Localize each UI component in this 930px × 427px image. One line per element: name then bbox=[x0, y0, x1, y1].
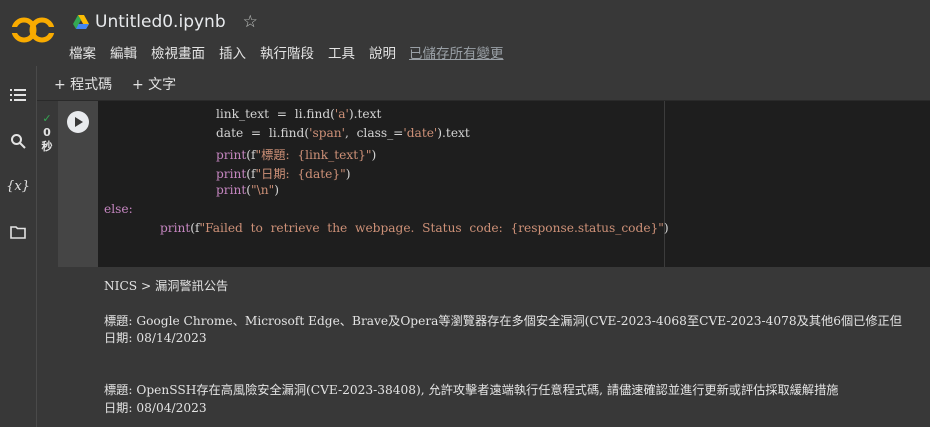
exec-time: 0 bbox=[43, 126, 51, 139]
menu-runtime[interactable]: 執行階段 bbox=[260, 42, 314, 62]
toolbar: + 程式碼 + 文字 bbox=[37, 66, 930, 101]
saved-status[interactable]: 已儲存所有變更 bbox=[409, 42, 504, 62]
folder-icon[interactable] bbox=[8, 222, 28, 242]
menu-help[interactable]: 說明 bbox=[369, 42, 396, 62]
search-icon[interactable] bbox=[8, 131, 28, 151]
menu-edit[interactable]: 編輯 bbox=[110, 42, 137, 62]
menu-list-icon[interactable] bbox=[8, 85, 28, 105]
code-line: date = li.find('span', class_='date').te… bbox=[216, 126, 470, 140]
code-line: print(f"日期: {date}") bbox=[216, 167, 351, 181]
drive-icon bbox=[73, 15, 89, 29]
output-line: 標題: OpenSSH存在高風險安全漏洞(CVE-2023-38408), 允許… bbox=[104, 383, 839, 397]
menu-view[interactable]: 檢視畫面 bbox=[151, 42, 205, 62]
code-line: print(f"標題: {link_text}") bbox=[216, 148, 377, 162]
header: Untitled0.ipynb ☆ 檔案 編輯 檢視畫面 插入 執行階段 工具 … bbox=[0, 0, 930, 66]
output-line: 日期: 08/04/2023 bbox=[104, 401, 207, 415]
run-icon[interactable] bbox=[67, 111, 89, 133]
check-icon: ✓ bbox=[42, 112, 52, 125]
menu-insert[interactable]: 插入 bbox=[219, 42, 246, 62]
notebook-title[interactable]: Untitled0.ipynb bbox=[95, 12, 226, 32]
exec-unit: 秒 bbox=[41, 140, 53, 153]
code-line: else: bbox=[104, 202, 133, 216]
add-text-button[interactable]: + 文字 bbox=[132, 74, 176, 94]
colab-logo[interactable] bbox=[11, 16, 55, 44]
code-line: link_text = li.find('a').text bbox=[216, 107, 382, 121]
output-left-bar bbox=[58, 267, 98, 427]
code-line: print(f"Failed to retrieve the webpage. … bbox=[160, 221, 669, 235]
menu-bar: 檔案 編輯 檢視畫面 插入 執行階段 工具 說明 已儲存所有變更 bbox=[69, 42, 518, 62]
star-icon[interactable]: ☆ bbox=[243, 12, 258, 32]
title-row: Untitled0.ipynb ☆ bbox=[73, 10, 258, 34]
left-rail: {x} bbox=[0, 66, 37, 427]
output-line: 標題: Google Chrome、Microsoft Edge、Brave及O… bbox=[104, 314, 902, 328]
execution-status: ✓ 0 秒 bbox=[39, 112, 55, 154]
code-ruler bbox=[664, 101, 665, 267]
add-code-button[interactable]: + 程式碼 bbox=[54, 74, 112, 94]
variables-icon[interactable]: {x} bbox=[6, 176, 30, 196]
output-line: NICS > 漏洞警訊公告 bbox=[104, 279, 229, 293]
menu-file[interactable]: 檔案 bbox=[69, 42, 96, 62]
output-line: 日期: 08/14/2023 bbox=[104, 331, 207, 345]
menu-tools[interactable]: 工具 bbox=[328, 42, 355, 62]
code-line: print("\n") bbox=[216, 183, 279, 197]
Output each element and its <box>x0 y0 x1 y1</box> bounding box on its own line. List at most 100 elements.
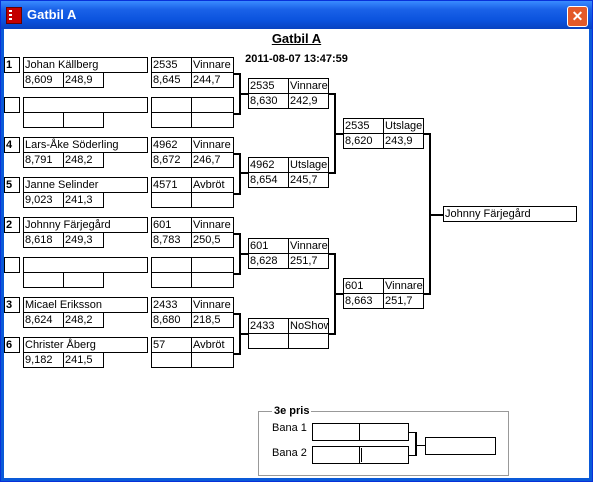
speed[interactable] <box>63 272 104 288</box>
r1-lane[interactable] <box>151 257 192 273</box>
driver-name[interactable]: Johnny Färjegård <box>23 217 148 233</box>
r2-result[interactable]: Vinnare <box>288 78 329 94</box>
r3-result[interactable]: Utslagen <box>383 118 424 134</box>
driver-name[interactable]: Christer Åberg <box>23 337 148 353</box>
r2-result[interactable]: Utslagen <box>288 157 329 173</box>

──────────────────────────────

| What to produce |
Format the rows above as a numbered list, from the line containing "exec-time: 0 bbox=[43, 126, 51, 139]" through the line containing "menu-tools[interactable]: 工具 bbox=[328, 42, 355, 62]", both included, and leave out any blank lines.

| Expected answer |
1. exec-time: 0 bbox=[43, 126, 51, 139]
2. menu-runtime[interactable]: 執行階段 bbox=[260, 42, 314, 62]
3. toolbar: + 程式碼 + 文字 bbox=[37, 66, 930, 101]
4. saved-status[interactable]: 已儲存所有變更 bbox=[409, 42, 504, 62]
5. folder-icon[interactable] bbox=[8, 222, 28, 242]
6. menu-help[interactable]: 說明 bbox=[369, 42, 396, 62]
7. search-icon[interactable] bbox=[8, 131, 28, 151]
8. menu-edit[interactable]: 編輯 bbox=[110, 42, 137, 62]
9. menu-list-icon[interactable] bbox=[8, 85, 28, 105]
10. code-line: date = li.find('span', class_='date').te… bbox=[216, 126, 470, 140]
11. code-line: print(f"日期: {date}") bbox=[216, 167, 351, 181]
12. drive-icon bbox=[73, 15, 89, 29]
13. output-line: 標題: OpenSSH存在高風險安全漏洞(CVE-2023-38408), 允許… bbox=[104, 383, 839, 397]
14. menu-view[interactable]: 檢視畫面 bbox=[151, 42, 205, 62]
15. code-line: print(f"標題: {link_text}") bbox=[216, 148, 377, 162]
16. header: Untitled0.ipynb ☆ 檔案 編輯 檢視畫面 插入 執行階段 工具 … bbox=[0, 0, 930, 66]
17. output-line: 日期: 08/04/2023 bbox=[104, 401, 207, 415]
18. run-icon[interactable] bbox=[67, 111, 89, 133]
19. check-icon: ✓ bbox=[42, 112, 52, 125]
20. menu-insert[interactable]: 插入 bbox=[219, 42, 246, 62]
21. notebook-title[interactable]: Untitled0.ipynb bbox=[95, 12, 226, 32]
22. exec-unit: 秒 bbox=[41, 140, 53, 153]
23. code-line: else: bbox=[104, 202, 133, 216]
24. add-text-button[interactable]: + 文字 bbox=[132, 74, 176, 94]
25. colab-logo[interactable] bbox=[11, 16, 55, 44]
26. code-line: link_text = li.find('a').text bbox=[216, 107, 382, 121]
27. output-left-bar bbox=[58, 267, 98, 427]
28. code-line: print(f"Failed to retrieve the webpage. … bbox=[160, 221, 669, 235]
29. menu-bar: 檔案 編輯 檢視畫面 插入 執行階段 工具 說明 已儲存所有變更 bbox=[69, 42, 518, 62]
30. star-icon[interactable]: ☆ bbox=[243, 12, 258, 32]
31. title-row: Untitled0.ipynb ☆ bbox=[73, 10, 258, 34]
32. left-rail: {x} bbox=[0, 66, 37, 427]
33. output-line: 標題: Google Chrome、Microsoft Edge、Brave及O… bbox=[104, 314, 902, 328]
34. execution-status: ✓ 0 秒 bbox=[39, 112, 55, 154]
35. code-ruler bbox=[664, 101, 665, 267]
36. add-code-button[interactable]: + 程式碼 bbox=[54, 74, 112, 94]
37. variables-icon[interactable]: {x} bbox=[6, 176, 30, 196]
38. output-line: NICS > 漏洞警訊公告 bbox=[104, 279, 229, 293]
39. menu-file[interactable]: 檔案 bbox=[69, 42, 96, 62]
40. output-line: 日期: 08/14/2023 bbox=[104, 331, 207, 345]
41. menu-tools[interactable]: 工具 bbox=[328, 42, 355, 62]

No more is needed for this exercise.